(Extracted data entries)
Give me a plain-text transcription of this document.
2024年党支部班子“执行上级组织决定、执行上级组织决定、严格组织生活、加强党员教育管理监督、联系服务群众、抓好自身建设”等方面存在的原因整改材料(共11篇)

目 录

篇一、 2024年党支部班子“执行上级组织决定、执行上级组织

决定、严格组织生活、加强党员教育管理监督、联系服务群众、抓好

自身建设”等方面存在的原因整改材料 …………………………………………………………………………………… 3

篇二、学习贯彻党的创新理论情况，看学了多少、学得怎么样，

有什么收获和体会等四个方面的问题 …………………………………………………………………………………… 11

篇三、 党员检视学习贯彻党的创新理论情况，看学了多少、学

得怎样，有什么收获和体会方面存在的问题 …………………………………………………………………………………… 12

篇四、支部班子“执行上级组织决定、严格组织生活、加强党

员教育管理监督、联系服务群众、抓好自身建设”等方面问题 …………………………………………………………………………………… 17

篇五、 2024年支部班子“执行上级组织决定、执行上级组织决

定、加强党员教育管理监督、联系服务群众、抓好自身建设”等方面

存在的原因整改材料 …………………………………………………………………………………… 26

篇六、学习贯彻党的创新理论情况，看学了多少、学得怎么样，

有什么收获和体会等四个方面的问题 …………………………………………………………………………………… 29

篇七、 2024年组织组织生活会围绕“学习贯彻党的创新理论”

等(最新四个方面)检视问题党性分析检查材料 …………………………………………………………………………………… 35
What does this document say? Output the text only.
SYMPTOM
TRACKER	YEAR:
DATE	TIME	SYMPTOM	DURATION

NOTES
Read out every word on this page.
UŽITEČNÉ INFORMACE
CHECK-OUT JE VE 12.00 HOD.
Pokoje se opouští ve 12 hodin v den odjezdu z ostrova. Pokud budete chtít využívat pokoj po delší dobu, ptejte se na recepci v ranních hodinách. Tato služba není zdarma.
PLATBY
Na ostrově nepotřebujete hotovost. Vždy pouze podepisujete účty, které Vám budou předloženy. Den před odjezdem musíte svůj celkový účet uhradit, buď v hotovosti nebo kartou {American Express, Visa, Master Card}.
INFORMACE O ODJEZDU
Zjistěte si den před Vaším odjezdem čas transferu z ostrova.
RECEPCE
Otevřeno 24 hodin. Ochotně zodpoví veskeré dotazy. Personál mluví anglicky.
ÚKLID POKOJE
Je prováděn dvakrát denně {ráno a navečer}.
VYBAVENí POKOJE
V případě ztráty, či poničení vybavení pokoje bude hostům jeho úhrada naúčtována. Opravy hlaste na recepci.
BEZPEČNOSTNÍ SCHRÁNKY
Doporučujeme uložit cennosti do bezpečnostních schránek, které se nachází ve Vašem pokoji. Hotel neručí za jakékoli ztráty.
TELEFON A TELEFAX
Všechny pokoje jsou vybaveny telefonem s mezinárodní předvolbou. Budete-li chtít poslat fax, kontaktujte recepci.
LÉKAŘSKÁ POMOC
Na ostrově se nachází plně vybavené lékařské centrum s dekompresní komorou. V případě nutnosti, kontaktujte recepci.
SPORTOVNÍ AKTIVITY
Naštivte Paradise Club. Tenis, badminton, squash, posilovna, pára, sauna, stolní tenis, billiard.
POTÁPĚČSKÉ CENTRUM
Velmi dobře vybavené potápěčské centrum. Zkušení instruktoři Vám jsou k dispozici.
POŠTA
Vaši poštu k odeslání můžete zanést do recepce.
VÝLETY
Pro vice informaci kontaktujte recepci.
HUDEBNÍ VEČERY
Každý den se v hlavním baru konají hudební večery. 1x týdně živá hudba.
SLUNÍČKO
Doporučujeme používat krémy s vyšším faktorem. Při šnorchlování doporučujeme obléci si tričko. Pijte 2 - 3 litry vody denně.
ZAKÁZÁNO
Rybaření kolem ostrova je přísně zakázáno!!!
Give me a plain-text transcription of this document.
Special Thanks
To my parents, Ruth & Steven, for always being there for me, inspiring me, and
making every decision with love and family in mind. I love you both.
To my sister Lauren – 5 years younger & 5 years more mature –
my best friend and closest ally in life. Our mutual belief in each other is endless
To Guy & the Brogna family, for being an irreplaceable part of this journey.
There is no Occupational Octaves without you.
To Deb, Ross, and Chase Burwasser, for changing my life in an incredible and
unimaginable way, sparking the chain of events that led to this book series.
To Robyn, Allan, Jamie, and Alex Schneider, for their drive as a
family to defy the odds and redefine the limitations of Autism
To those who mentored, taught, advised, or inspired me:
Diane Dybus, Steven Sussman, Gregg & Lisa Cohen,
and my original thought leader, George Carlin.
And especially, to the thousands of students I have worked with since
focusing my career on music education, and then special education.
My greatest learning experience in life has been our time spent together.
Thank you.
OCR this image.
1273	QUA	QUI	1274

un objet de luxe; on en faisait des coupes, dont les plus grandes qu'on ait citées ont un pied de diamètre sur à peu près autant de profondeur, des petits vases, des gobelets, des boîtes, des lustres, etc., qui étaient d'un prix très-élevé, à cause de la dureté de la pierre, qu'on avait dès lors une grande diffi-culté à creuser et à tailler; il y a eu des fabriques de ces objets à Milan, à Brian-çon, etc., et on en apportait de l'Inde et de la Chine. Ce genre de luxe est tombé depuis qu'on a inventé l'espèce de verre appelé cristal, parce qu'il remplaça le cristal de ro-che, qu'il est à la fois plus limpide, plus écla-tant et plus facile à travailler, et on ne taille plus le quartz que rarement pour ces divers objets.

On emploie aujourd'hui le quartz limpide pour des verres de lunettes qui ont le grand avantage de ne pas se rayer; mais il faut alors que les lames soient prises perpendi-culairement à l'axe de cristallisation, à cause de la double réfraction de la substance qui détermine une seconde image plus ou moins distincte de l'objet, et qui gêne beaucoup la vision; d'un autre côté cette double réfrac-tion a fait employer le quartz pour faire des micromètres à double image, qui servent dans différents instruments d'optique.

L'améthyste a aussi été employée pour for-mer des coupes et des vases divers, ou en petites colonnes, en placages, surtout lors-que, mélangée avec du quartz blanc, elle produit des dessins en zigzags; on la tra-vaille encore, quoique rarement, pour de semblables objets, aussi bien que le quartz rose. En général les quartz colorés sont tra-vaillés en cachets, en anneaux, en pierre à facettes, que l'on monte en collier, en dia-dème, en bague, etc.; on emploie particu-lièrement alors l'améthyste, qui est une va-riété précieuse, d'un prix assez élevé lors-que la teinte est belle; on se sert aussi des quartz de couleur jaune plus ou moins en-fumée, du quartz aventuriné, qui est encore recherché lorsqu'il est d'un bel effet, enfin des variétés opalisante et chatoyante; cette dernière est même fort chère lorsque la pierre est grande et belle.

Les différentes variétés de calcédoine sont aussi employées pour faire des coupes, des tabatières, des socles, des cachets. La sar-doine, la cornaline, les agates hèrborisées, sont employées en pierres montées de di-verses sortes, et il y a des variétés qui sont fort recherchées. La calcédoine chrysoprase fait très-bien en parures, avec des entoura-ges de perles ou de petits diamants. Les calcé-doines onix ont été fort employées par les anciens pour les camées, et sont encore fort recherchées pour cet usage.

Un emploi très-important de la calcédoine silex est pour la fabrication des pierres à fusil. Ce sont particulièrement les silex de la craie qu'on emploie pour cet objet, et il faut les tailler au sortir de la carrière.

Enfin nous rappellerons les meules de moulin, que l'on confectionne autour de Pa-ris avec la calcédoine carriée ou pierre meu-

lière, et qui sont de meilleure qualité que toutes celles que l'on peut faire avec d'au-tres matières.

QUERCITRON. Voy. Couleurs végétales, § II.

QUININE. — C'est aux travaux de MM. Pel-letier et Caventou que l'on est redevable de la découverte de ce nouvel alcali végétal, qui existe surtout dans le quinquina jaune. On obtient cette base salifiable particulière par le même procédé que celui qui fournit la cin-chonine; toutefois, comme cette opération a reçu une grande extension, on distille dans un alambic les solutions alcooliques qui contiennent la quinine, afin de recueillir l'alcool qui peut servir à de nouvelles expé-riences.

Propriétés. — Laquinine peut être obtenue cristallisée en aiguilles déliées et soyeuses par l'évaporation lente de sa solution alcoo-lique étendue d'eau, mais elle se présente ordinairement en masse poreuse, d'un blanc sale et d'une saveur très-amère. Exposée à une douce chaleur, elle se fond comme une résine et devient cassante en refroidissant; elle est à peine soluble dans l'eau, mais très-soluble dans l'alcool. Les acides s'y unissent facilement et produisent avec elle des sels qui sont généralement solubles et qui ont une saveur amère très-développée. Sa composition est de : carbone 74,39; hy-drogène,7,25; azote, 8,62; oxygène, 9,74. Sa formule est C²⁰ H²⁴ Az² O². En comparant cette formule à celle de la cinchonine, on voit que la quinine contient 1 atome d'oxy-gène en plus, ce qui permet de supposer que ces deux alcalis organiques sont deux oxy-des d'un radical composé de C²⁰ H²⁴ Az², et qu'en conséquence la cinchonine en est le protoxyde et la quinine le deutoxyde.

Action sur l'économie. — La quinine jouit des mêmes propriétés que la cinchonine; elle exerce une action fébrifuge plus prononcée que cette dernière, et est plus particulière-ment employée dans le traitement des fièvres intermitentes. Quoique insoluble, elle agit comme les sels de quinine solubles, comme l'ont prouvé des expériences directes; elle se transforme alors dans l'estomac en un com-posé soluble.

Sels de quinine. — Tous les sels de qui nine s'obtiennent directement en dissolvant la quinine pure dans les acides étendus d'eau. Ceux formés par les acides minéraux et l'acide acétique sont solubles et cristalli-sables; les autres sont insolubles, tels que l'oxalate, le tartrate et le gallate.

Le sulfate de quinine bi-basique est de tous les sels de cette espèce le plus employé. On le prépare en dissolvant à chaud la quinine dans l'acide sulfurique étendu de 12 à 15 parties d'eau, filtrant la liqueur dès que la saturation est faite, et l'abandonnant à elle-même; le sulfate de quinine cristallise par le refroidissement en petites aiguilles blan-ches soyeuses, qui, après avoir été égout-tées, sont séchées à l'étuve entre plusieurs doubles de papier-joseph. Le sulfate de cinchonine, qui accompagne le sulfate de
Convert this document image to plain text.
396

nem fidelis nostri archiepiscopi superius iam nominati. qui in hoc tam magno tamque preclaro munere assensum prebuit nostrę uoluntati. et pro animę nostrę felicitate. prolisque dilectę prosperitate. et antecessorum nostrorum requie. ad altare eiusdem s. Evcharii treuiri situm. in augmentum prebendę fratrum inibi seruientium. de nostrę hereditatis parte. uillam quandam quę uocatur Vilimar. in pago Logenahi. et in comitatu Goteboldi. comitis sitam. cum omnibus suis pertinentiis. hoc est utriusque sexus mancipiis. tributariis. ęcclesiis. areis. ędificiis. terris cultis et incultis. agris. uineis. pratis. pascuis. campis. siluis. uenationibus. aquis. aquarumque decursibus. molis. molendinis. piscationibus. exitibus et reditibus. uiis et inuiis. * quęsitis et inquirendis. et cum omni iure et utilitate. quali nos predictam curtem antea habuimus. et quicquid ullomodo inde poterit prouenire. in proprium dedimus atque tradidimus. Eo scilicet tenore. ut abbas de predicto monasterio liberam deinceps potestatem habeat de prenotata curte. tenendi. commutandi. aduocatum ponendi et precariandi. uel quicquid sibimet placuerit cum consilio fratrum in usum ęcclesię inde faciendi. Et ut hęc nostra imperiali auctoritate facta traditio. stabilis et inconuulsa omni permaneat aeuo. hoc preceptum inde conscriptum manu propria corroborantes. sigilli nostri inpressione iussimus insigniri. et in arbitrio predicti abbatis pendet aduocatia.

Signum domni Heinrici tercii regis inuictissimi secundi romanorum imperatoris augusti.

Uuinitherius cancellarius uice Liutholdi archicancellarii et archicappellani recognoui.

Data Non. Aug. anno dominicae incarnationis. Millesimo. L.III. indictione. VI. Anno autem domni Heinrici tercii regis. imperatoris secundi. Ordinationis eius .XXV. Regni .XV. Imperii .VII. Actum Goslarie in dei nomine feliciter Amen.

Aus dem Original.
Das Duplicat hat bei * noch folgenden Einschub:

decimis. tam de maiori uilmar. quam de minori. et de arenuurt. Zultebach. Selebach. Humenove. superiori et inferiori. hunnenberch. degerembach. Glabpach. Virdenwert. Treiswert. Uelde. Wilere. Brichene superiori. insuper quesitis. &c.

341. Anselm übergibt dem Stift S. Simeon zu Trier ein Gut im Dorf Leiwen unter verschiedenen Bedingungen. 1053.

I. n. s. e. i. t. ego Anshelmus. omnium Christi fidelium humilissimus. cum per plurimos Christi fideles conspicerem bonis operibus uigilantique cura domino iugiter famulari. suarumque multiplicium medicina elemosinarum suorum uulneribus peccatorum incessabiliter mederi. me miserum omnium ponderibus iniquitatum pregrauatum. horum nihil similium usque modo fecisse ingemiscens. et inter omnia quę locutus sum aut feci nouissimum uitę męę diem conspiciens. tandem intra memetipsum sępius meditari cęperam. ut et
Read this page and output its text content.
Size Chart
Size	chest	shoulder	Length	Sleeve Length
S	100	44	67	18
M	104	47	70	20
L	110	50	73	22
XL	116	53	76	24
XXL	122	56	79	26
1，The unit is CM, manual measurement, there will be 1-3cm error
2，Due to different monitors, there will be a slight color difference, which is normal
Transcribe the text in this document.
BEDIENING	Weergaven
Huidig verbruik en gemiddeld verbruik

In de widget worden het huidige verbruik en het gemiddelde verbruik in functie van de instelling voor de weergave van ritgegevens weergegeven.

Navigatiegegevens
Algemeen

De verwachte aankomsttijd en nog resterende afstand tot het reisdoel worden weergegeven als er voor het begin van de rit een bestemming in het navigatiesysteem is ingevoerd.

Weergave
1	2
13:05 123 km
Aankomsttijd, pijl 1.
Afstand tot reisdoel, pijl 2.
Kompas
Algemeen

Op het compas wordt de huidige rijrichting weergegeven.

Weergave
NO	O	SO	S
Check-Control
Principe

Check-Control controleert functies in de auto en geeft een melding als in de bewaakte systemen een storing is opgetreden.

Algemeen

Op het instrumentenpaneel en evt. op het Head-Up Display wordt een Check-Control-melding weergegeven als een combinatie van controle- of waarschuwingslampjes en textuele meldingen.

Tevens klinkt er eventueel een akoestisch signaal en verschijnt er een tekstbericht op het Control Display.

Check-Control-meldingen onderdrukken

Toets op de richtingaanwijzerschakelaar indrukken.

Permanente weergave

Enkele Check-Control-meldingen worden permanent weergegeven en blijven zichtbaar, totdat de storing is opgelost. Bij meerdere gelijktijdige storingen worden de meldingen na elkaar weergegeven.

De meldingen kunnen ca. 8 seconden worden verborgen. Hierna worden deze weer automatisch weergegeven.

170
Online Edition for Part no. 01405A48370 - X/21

Task brief —
Identify the lines that contain the string "INFORMACE", and copy every one of them.

Result of this exercise —
UŽITEČNÉ INFORMACE
INFORMACE O ODJEZDU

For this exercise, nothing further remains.